Instrucciones — Enumera, por favor, todas las personas que el fragmento proporcionado más abajo menciona por su nombre, sin repetir ninguna.

Fragmento proporcionado —
Consecuentemente, me alegro ahora de su pronta recuperación pero lamento que la desgracia privada le haya permitido eludir la vergüenza pública, pues el aplazado debate sobre sus mentiras con membrete oficial ya no será el mismo, toda vez que en el ínterin el ministerio no ha podido por menos que atender al ultimátum de su señoría y los tedax han comenzado a desfilar por el juzgado, para bochorno de su antiguo jefe, el presunto delincuente Sánchez Manzano.
Aunque esta escaramuza concreta queda así semicerrada en términos mucho menos desfavorables de lo que hubiera merecido Rubalcaba, el dilema político de fondo subsiste en toda su crudeza, entreverado de las propias dudas existenciales de Zapatero y de las cada vez menos disimuladas ansiedades de los barones autonómicos. Lo que está en cuestión es nada menos que la identidad del PSOE del siglo XXI, su ADN ético y político y, por lo tanto, el legado del liderazgo conquistado por Zapatero en aquel sorprendente y fascinante XXXV Congreso de julio de 2000.

Registros —
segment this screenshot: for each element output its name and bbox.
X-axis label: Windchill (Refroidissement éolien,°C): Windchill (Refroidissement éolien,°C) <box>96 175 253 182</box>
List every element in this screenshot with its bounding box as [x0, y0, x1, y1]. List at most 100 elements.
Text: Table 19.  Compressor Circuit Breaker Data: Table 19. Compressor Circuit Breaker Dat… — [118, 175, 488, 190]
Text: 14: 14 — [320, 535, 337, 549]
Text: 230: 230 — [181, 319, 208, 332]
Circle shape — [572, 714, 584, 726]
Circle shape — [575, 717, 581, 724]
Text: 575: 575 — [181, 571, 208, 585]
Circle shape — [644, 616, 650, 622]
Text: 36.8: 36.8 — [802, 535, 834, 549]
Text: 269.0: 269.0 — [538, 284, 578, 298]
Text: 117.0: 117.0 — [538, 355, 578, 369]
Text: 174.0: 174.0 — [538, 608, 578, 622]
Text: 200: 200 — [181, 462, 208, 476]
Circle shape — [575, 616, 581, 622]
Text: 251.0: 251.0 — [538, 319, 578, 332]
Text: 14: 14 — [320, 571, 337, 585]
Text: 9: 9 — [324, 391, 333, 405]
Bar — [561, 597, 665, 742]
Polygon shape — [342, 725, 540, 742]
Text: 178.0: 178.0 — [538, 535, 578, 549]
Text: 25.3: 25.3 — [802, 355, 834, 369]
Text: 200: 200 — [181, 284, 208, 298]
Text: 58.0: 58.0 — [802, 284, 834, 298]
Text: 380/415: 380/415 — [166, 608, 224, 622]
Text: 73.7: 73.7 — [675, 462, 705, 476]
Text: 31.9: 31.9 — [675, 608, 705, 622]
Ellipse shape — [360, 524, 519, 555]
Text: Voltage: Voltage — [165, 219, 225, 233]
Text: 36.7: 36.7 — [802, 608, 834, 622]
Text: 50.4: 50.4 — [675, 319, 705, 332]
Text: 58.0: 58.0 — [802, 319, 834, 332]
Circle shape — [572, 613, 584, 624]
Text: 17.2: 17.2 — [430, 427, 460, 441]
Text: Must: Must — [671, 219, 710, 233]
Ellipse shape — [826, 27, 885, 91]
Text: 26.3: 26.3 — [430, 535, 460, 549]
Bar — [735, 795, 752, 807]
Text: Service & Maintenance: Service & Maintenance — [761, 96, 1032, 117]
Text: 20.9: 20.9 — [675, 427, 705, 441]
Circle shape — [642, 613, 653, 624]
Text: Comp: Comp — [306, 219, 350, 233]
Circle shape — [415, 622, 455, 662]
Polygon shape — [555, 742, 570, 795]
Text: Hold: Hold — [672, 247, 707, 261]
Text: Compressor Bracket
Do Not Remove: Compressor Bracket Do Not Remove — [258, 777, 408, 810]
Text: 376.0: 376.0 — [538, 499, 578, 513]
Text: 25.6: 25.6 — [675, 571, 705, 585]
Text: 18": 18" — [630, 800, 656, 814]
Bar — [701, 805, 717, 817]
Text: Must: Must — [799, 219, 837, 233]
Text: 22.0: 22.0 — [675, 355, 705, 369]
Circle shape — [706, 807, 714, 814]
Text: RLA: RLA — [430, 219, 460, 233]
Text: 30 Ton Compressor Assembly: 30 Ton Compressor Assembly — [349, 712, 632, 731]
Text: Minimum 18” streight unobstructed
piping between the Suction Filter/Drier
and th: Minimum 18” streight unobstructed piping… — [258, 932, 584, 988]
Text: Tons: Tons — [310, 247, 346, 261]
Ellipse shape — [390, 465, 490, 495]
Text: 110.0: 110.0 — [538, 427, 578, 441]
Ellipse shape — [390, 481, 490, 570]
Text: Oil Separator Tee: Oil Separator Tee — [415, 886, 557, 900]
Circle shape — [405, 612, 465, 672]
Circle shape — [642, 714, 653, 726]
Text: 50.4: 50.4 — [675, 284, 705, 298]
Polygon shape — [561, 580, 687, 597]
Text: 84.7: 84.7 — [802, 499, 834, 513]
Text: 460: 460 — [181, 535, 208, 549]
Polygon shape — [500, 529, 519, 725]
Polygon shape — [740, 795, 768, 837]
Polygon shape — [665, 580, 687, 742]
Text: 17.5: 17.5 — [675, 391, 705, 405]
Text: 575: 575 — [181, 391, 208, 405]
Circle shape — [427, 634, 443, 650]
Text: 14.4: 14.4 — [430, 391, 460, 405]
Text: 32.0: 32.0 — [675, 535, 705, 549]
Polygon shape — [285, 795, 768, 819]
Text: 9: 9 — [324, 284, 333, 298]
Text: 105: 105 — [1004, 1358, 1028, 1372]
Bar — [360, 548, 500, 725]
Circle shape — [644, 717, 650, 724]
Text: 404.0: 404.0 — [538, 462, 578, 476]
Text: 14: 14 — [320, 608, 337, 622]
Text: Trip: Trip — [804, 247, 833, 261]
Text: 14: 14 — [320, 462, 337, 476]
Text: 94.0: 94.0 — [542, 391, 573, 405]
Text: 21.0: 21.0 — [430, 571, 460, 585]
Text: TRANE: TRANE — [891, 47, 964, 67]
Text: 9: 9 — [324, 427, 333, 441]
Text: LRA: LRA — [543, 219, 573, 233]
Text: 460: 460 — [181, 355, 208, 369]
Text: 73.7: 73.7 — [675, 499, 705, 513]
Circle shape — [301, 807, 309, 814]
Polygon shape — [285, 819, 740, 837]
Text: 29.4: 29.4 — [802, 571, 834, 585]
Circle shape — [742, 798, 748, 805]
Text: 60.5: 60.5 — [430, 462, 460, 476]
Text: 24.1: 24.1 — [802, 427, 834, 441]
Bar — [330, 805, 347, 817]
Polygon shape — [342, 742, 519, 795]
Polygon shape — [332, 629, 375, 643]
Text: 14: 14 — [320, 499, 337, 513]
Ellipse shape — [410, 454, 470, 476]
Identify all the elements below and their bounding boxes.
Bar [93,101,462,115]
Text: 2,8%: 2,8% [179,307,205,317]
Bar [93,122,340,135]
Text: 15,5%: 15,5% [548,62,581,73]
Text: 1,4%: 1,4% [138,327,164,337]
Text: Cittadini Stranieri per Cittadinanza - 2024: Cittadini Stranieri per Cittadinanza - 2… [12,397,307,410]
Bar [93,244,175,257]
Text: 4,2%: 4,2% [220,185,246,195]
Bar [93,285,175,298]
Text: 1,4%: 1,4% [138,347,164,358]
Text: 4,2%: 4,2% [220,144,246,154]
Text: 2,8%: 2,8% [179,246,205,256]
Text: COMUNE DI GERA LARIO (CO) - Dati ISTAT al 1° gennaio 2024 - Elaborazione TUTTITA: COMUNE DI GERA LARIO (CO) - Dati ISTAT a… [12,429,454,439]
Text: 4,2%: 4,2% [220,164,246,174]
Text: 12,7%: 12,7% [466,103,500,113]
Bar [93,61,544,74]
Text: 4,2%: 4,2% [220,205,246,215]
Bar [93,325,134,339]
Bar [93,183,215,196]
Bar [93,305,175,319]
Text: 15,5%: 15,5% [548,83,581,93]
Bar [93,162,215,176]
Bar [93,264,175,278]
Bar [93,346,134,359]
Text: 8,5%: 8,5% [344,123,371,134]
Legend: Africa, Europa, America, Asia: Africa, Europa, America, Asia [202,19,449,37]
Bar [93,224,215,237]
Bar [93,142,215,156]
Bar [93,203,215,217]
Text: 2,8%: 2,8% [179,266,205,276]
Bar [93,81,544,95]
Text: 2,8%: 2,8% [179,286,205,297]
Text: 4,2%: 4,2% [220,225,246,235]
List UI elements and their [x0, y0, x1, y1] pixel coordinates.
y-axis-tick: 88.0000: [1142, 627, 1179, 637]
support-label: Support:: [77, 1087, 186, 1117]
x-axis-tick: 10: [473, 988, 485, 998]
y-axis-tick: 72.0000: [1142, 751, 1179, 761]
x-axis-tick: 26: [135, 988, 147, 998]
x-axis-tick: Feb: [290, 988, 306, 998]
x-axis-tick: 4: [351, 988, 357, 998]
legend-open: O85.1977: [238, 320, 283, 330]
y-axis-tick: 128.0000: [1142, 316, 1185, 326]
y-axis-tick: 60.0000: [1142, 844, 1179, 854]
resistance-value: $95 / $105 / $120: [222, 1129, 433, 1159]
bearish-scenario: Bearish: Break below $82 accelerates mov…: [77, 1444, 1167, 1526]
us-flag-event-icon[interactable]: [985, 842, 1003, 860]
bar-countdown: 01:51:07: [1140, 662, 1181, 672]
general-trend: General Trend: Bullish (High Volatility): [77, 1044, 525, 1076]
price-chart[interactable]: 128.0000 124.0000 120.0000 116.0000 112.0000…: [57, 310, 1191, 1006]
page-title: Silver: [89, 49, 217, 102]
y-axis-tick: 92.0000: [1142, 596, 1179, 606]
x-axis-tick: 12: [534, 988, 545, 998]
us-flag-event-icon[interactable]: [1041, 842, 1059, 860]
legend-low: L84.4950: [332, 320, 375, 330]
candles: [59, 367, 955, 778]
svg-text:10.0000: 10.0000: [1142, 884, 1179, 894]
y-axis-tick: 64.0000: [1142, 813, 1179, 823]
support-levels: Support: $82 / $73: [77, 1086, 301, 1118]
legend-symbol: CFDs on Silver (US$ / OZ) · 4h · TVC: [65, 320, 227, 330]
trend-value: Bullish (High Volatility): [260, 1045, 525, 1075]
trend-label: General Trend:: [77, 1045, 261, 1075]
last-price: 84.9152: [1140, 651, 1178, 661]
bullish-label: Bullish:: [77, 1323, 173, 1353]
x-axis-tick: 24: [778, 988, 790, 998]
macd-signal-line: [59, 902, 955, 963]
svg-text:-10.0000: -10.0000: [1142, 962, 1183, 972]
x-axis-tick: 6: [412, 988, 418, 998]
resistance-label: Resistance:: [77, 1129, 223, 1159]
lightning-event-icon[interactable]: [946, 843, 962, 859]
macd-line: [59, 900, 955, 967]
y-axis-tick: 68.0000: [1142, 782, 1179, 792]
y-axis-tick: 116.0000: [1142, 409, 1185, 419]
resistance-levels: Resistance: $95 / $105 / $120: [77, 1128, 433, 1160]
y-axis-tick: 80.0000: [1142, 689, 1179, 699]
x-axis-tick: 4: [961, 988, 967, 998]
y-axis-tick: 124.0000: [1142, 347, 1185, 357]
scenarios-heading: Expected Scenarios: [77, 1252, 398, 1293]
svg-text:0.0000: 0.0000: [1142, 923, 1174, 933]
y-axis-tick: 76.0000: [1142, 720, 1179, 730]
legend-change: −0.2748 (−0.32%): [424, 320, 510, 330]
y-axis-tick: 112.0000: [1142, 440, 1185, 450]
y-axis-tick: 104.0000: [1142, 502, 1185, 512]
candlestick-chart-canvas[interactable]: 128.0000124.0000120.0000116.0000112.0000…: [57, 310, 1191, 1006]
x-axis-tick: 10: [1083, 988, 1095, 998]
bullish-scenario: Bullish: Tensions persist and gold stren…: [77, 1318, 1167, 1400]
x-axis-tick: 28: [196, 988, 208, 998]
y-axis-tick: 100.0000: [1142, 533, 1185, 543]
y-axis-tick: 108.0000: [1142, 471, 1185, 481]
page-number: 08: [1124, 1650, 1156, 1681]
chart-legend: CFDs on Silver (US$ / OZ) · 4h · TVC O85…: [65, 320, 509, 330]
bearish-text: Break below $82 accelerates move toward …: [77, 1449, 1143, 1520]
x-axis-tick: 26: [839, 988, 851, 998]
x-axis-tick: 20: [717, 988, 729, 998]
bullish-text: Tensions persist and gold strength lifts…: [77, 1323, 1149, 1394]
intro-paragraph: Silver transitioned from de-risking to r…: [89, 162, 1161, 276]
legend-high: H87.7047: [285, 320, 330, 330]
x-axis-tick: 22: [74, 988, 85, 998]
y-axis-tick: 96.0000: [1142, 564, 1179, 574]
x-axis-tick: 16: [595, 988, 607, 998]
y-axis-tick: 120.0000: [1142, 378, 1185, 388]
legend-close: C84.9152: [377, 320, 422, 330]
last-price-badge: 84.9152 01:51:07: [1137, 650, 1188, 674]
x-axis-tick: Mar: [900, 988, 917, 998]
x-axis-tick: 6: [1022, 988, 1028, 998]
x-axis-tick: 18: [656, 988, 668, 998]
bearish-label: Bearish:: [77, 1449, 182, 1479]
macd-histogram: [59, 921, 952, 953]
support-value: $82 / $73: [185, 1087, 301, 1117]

Resultado del ejercicio —
- Sánchez Manzano
- Rubalcaba
- Zapatero